SHORT EXERCISE → Output every entry exactly as given.

DATA LISTING →
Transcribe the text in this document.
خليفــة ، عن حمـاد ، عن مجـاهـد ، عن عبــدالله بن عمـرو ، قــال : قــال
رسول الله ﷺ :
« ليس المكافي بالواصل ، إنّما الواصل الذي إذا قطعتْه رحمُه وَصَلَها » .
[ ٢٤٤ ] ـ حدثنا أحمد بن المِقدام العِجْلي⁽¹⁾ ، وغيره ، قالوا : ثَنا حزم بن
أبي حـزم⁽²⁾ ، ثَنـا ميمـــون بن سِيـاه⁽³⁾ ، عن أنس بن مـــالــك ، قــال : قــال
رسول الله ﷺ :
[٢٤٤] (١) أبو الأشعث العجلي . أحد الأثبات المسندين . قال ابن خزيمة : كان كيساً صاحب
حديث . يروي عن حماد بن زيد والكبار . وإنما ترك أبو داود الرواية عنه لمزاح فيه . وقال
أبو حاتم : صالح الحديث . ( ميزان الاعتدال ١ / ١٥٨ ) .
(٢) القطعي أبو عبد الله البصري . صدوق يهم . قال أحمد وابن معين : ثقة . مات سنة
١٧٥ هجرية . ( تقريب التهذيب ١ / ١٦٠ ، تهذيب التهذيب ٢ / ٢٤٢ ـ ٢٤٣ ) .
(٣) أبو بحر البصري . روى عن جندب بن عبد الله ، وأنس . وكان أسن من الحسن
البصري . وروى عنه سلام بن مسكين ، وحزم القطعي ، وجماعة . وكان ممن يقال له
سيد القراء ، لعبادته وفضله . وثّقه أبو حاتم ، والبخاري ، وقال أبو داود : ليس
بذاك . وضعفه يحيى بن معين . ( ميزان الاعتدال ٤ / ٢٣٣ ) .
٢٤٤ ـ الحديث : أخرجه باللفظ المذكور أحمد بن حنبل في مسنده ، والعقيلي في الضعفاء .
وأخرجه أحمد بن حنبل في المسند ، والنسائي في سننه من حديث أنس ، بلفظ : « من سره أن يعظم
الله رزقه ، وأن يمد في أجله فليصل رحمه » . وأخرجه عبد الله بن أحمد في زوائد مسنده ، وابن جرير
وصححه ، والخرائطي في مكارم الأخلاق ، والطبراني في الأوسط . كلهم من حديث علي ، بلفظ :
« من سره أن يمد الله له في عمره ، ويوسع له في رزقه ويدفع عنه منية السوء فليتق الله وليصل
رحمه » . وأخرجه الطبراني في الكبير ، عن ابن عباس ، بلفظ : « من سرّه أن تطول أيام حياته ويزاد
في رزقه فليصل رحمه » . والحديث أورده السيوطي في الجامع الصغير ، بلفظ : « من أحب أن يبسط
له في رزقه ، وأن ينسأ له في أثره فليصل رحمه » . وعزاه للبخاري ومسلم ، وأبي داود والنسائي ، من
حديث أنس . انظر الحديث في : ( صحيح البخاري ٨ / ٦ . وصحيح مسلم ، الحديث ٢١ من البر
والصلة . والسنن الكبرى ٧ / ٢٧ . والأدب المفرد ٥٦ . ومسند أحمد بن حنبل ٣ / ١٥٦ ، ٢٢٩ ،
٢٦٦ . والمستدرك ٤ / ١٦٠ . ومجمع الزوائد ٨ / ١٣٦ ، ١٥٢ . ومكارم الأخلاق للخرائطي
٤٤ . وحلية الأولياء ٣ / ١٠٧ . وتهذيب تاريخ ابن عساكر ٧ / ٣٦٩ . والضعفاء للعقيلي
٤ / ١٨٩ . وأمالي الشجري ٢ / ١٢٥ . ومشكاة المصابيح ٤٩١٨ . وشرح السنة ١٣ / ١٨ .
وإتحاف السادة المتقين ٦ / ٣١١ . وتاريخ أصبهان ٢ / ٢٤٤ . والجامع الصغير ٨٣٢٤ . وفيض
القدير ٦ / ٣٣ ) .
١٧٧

RIGHT ANSWER →
Transcribe the text in this document.
خليفــة ، عن حمـاد ، عن مجـاهـد ، عن عبــدالله بن عمـرو ، قــال : قــال
رسول الله ﷺ :
« ليس المكافي بالواصل ، إنّما الواصل الذي إذا قطعتْه رحمُه وَصَلَها » .
[ ٢٤٤ ] ـ حدثنا أحمد بن المِقدام العِجْلي⁽¹⁾ ، وغيره ، قالوا : ثَنا حزم بن
أبي حـزم⁽²⁾ ، ثَنـا ميمـــون بن سِيـاه⁽³⁾ ، عن أنس بن مـــالــك ، قــال : قــال
رسول الله ﷺ :
[٢٤٤] (١) أبو الأشعث العجلي . أحد الأثبات المسندين . قال ابن خزيمة : كان كيساً صاحب
حديث . يروي عن حماد بن زيد والكبار . وإنما ترك أبو داود الرواية عنه لمزاح فيه . وقال
أبو حاتم : صالح الحديث . ( ميزان الاعتدال ١ / ١٥٨ ) .
(٢) القطعي أبو عبد الله البصري . صدوق يهم . قال أحمد وابن معين : ثقة . مات سنة
١٧٥ هجرية . ( تقريب التهذيب ١ / ١٦٠ ، تهذيب التهذيب ٢ / ٢٤٢ ـ ٢٤٣ ) .
(٣) أبو بحر البصري . روى عن جندب بن عبد الله ، وأنس . وكان أسن من الحسن
البصري . وروى عنه سلام بن مسكين ، وحزم القطعي ، وجماعة . وكان ممن يقال له
سيد القراء ، لعبادته وفضله . وثّقه أبو حاتم ، والبخاري ، وقال أبو داود : ليس
بذاك . وضعفه يحيى بن معين . ( ميزان الاعتدال ٤ / ٢٣٣ ) .
٢٤٤ ـ الحديث : أخرجه باللفظ المذكور أحمد بن حنبل في مسنده ، والعقيلي في الضعفاء .
وأخرجه أحمد بن حنبل في المسند ، والنسائي في سننه من حديث أنس ، بلفظ : « من سره أن يعظم
الله رزقه ، وأن يمد في أجله فليصل رحمه » . وأخرجه عبد الله بن أحمد في زوائد مسنده ، وابن جرير
وصححه ، والخرائطي في مكارم الأخلاق ، والطبراني في الأوسط . كلهم من حديث علي ، بلفظ :
« من سره أن يمد الله له في عمره ، ويوسع له في رزقه ويدفع عنه منية السوء فليتق الله وليصل
رحمه » . وأخرجه الطبراني في الكبير ، عن ابن عباس ، بلفظ : « من سرّه أن تطول أيام حياته ويزاد
في رزقه فليصل رحمه » . والحديث أورده السيوطي في الجامع الصغير ، بلفظ : « من أحب أن يبسط
له في رزقه ، وأن ينسأ له في أثره فليصل رحمه » . وعزاه للبخاري ومسلم ، وأبي داود والنسائي ، من
حديث أنس . انظر الحديث في : ( صحيح البخاري ٨ / ٦ . وصحيح مسلم ، الحديث ٢١ من البر
والصلة . والسنن الكبرى ٧ / ٢٧ . والأدب المفرد ٥٦ . ومسند أحمد بن حنبل ٣ / ١٥٦ ، ٢٢٩ ،
٢٦٦ . والمستدرك ٤ / ١٦٠ . ومجمع الزوائد ٨ / ١٣٦ ، ١٥٢ . ومكارم الأخلاق للخرائطي
٤٤ . وحلية الأولياء ٣ / ١٠٧ . وتهذيب تاريخ ابن عساكر ٧ / ٣٦٩ . والضعفاء للعقيلي
٤ / ١٨٩ . وأمالي الشجري ٢ / ١٢٥ . ومشكاة المصابيح ٤٩١٨ . وشرح السنة ١٣ / ١٨ .
وإتحاف السادة المتقين ٦ / ٣١١ . وتاريخ أصبهان ٢ / ٢٤٤ . والجامع الصغير ٨٣٢٤ . وفيض
القدير ٦ / ٣٣ ) .
١٧٧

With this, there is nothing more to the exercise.